# START OF Data to process

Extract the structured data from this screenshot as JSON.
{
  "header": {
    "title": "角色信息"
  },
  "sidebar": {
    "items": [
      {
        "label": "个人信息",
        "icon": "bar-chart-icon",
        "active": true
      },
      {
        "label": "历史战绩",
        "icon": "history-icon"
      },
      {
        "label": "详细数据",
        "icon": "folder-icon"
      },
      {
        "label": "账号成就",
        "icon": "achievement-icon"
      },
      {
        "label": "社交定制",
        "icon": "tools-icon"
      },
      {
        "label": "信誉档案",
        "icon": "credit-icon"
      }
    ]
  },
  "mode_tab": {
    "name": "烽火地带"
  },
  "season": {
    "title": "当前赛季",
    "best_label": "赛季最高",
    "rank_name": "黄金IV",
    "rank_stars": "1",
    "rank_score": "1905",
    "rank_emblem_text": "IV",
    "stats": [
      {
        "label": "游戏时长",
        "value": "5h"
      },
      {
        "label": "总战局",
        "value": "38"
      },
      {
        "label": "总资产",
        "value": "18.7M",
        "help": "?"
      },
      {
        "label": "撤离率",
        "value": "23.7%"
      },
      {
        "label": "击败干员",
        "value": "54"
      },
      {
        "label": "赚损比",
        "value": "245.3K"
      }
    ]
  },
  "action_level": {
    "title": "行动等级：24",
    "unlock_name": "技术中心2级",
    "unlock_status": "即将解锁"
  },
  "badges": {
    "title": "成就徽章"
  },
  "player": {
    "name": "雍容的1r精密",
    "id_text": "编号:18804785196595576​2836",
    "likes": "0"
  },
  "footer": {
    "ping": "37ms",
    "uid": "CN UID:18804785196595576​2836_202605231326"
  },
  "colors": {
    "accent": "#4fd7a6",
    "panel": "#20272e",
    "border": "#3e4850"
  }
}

# END OF Data to process

Given problem:
Read through the data and copy every line where "title" shows up.

Task solution:
    "title": "角色信息"
    "title": "当前赛季",
    "title": "行动等级：24",
    "title": "成就徽章"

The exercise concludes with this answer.